• Entries provided:

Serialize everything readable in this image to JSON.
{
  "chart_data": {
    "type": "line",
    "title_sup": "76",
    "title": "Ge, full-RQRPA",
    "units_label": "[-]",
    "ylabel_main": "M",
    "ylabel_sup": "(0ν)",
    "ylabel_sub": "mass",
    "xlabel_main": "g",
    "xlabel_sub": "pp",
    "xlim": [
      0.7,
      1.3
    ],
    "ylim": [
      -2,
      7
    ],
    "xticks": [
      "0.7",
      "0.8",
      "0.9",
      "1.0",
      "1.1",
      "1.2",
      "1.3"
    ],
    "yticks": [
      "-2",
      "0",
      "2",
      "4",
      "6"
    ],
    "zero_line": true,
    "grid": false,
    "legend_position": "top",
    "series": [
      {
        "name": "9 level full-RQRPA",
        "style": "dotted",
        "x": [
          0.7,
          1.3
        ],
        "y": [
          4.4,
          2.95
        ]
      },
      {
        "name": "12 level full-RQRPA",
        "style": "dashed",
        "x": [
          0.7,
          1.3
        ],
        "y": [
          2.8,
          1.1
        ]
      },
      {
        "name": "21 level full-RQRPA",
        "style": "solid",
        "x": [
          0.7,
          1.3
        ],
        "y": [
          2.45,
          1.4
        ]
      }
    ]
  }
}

• Problem:
Retype the whole listing, matching it exactly.

• Solution for this task:
Serialize everything readable in this image to JSON.
{
  "chart_data": {
    "type": "line",
    "title_sup": "76",
    "title": "Ge, full-RQRPA",
    "units_label": "[-]",
    "ylabel_main": "M",
    "ylabel_sup": "(0ν)",
    "ylabel_sub": "mass",
    "xlabel_main": "g",
    "xlabel_sub": "pp",
    "xlim": [
      0.7,
      1.3
    ],
    "ylim": [
      -2,
      7
    ],
    "xticks": [
      "0.7",
      "0.8",
      "0.9",
      "1.0",
      "1.1",
      "1.2",
      "1.3"
    ],
    "yticks": [
      "-2",
      "0",
      "2",
      "4",
      "6"
    ],
    "zero_line": true,
    "grid": false,
    "legend_position": "top",
    "series": [
      {
        "name": "9 level full-RQRPA",
        "style": "dotted",
        "x": [
          0.7,
          1.3
        ],
        "y": [
          4.4,
          2.95
        ]
      },
      {
        "name": "12 level full-RQRPA",
        "style": "dashed",
        "x": [
          0.7,
          1.3
        ],
        "y": [
          2.8,
          1.1
        ]
      },
      {
        "name": "21 level full-RQRPA",
        "style": "solid",
        "x": [
          0.7,
          1.3
        ],
        "y": [
          2.45,
          1.4
        ]
      }
    ]
  }
}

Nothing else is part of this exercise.